### What is required
Go through the records below and copy out every line holding "rules".

....

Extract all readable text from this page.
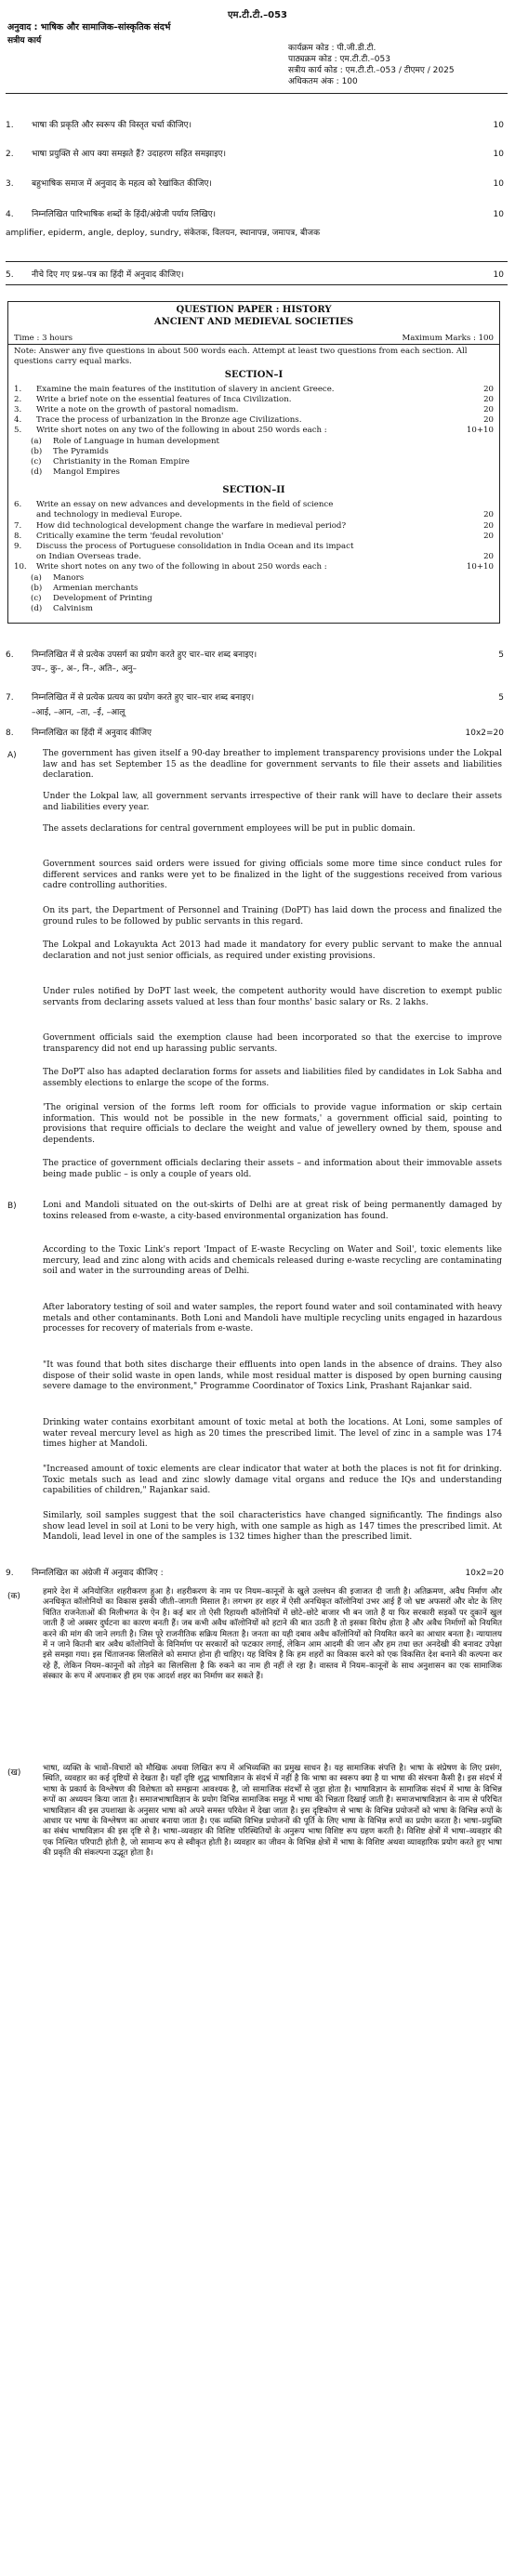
एम.टी.टी.–053
अनुवाद : भाषिक और सामाजिक–सांस्कृतिक संदर्भ
सत्रीय कार्य
कार्यक्रम कोड : पी.जी.डी.टी.
पाठ्यक्रम कोड : एम.टी.टी.–053
सत्रीय कार्य कोड : एम.टी.टी.–053 / टीएमए / 2025
अधिकतम अंक : 100
1. भाषा की प्रकृति और स्वरूप की विस्तृत चर्चा कीजिए।	10
2. भाषा प्रयुक्ति से आप क्या समझते हैं? उदाहरण सहित समझाइए।	10
3. बहुभाषिक समाज में अनुवाद के महत्व को रेखांकित कीजिए।	10
4. निम्नलिखित पारिभाषिक शब्दों के हिंदी/अंग्रेजी पर्याय लिखिए।	10
amplifier, epiderm, angle, deploy, sundry, संकेतक, विलयन, स्थानापन्न, जमापत्र, बीजक
5. नीचे दिए गए प्रश्न–पत्र का हिंदी में अनुवाद कीजिए।	10
QUESTION PAPER : HISTORY
ANCIENT AND MEDIEVAL SOCIETIES
Time : 3 hours	Maximum Marks : 100
Note: Answer any five questions in about 500 words each. Attempt at least two questions from each section. All questions carry equal marks.
SECTION–I
1. Examine the main features of the institution of slavery in ancient Greece.	20
2. Write a brief note on the essential features of Inca Civilization.	20
3. Write a note on the growth of pastoral nomadism.	20
4. Trace the process of urbanization in the Bronze age Civilizations.	20
5. Write short notes on any two of the following in about 250 words each :	10+10
(a) Role of Language in human development
(b) The Pyramids
(c) Christianity in the Roman Empire
(d) Mangol Empires
SECTION–II
6. Write an essay on new advances and developments in the field of science
and technology in medieval Europe.	20
7. How did technological development change the warfare in medieval period?	20
8. Critically examine the term 'feudal revolution'	20
9. Discuss the process of Portuguese consolidation in India Ocean and its impact
on Indian Overseas trade.	20
10. Write short notes on any two of the following in about 250 words each :	10+10
(a) Manors
(b) Armenian merchants
(c) Development of Printing
(d) Calvinism
6. निम्नलिखित में से प्रत्येक उपसर्ग का प्रयोग करते हुए चार–चार शब्द बनाइए।	5
उप–, कु–, अ–, नि–, अति–, अनु–
7. निम्नलिखित में से प्रत्येक प्रत्यय का प्रयोग करते हुए चार–चार शब्द बनाइए।	5
–आई, –आन, –ता, –ई, –आलू
8. निम्नलिखित का हिंदी में अनुवाद कीजिए	10x2=20
A)	The government has given itself a 90-day breather to implement transparency provisions under the Lokpal law and has set September 15 as the deadline for government servants to file their assets and liabilities declaration.
Under the Lokpal law, all government servants irrespective of their rank will have to declare their assets and liabilities every year.
The assets declarations for central government employees will be put in public domain.
Government sources said orders were issued for giving officials some more time since conduct rules for different services and ranks were yet to be finalized in the light of the suggestions received from various cadre controlling authorities.
On its part, the Department of Personnel and Training (DoPT) has laid down the process and finalized the ground rules to be followed by public servants in this regard.
The Lokpal and Lokayukta Act 2013 had made it mandatory for every public servant to make the annual declaration and not just senior officials, as required under existing provisions.
Under rules notified by DoPT last week, the competent authority would have discretion to exempt public servants from declaring assets valued at less than four months' basic salary or Rs. 2 lakhs.
Government officials said the exemption clause had been incorporated so that the exercise to improve transparency did not end up harassing public servants.
The DoPT also has adapted declaration forms for assets and liabilities filed by candidates in Lok Sabha and assembly elections to enlarge the scope of the forms.
'The original version of the forms left room for officials to provide vague information or skip certain information. This would not be possible in the new formats,' a government official said, pointing to provisions that require officials to declare the weight and value of jewellery owned by them, spouse and dependents.
The practice of government officials declaring their assets – and information about their immovable assets being made public – is only a couple of years old.
B)	Loni and Mandoli situated on the out-skirts of Delhi are at great risk of being permanently damaged by toxins released from e-waste, a city-based environmental organization has found.
According to the Toxic Link's report 'Impact of E-waste Recycling on Water and Soil', toxic elements like mercury, lead and zinc along with acids and chemicals released during e-waste recycling are contaminating soil and water in the surrounding areas of Delhi.
After laboratory testing of soil and water samples, the report found water and soil contaminated with heavy metals and other contaminants. Both Loni and Mandoli have multiple recycling units engaged in hazardous processes for recovery of materials from e-waste.
"It was found that both sites discharge their effluents into open lands in the absence of drains. They also dispose of their solid waste in open lands, while most residual matter is disposed by open burning causing severe damage to the environment," Programme Coordinator of Toxics Link, Prashant Rajankar said.
Drinking water contains exorbitant amount of toxic metal at both the locations. At Loni, some samples of water reveal mercury level as high as 20 times the prescribed limit. The level of zinc in a sample was 174 times higher at Mandoli.
"Increased amount of toxic elements are clear indicator that water at both the places is not fit for drinking. Toxic metals such as lead and zinc slowly damage vital organs and reduce the IQs and understanding capabilities of children," Rajankar said.
Similarly, soil samples suggest that the soil characteristics have changed significantly. The findings also show lead level in soil at Loni to be very high, with one sample as high as 147 times the prescribed limit. At Mandoli, lead level in one of the samples is 132 times higher than the prescribed limit.
9. निम्नलिखित का अंग्रेजी में अनुवाद कीजिए :	10x2=20
(क)	हमारे देश में अनियोजित शहरीकरण हुआ है। शहरीकरण के नाम पर नियम–कानूनों के खुले उल्लंघन की इजाजत दी जाती है। अतिक्रमण, अवैध निर्माण और अनधिकृत कॉलोनियों का विकास इसकी जीती–जागती मिसाल है। लगभग हर शहर में ऐसी अनधिकृत कॉलोनियां उभर आई हैं जो भ्रष्ट अफसरों और वोट के लिए चिंतित राजनेताओं की मिलीभगत के ऐन है। कई बार तो ऐसी रिहायशी कॉलोनियों में छोटे–छोटे बाजार भी बन जाते हैं या फिर सरकारी सड़कों पर दुकानें खुल जाती हैं जो अक्सर दुर्घटना का कारण बनती हैं। जब कभी अवैध कॉलोनियों को हटाने की बात उठती है तो इसका विरोध होता है और अवैध निर्माणों को नियमित करने की मांग की जाने लगती है। जिस पूरे राजनीतिक सक्रिय मिलता है। जनता का यही दबाव अवैध कॉलोनियों को नियमित करने का आधार बनता है। न्यायालय में न जाने कितनी बार अवैध कॉलोनियों के विनिर्माण पर सरकारों को फटकार लगाई, लेकिन आम आदमी की जान और हम तथा छत अनदेखी की बनावट उपेक्षा इसे समझा गया। इस चिंताजनक सिलसिले को समाप्त होना ही चाहिए। यह विचित्र है कि हम शहरों का विकास करने को एक विकसित देश बनाने की कल्पना कर रहे हैं, लेकिन नियम–कानूनों को तोड़ने का सिलसिला है कि रुकने का नाम ही नहीं ले रहा है। वास्तव में नियम–कानूनों के साथ अनुशासन का एक सामाजिक संस्कार के रूप में अपनाकर ही हम एक आदर्श शहर का निर्माण कर सकते हैं।
(ख)	भाषा, व्यक्ति के भावों–विचारों को मौखिक अथवा लिखित रूप में अभिव्यक्ति का प्रमुख साधन है। यह सामाजिक संपत्ति है। भाषा के संप्रेषण के लिए प्रसंग, स्थिति, व्यवहार का कई दृष्टियों से देखता है। यहाँ दृष्टि शुद्ध भाषाविज्ञान के संदर्भ में नहीं है कि भाषा का स्वरूप क्या है या भाषा की संरचना कैसी है। इस संदर्भ में भाषा के प्रकार्य के विश्लेषण की विशेषता को समझना आवश्यक है, जो सामाजिक संदर्भों से जुड़ा होता है। भाषाविज्ञान के सामाजिक संदर्भ में भाषा के विभिन्न रूपों का अध्ययन किया जाता है। समाजभाषाविज्ञान के प्रयोग विभिन्न सामाजिक समूह में भाषा की भिन्नता दिखाई जाती है। समाजभाषाविज्ञान के नाम से परिचित भाषाविज्ञान की इस उपशाखा के अनुसार भाषा को अपने समस्त परिवेश में देखा जाता है। इस दृष्टिकोण से भाषा के विभिन्न प्रयोजनों को भाषा के विभिन्न रूपों के आधार पर भाषा के विश्लेषण का आधार बनाया जाता है। एक व्यक्ति विभिन्न प्रयोजनों की पूर्ति के लिए भाषा के विभिन्न रूपों का प्रयोग करता है। भाषा–प्रयुक्ति का संबंध भाषाविज्ञान की इस दृष्टि से है। भाषा–व्यवहार की विशिष्ट परिस्थितियों के अनुरूप भाषा विशिष्ट रूप ग्रहण करती है। विशिष्ट क्षेत्रों में भाषा–व्यवहार की एक निश्चित परिपाटी होती है, जो सामान्य रूप से स्वीकृत होती है। व्यवहार का जीवन के विभिन्न क्षेत्रों में भाषा के विशिष्ट अथवा व्यावहारिक प्रयोग करते हुए भाषा की प्रकृति की संकल्पना उद्भूत होता है।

....

### Solution for this task
Government sources said orders were issued for giving officials some more time since conduct rules for different services and ranks were yet to be finalized in the light of the suggestions received from various cadre controlling authorities.
On its part, the Department of Personnel and Training (DoPT) has laid down the process and finalized the ground rules to be followed by public servants in this regard.
Under rules notified by DoPT last week, the competent authority would have discretion to exempt public servants from declaring assets valued at less than four months' basic salary or Rs. 2 lakhs.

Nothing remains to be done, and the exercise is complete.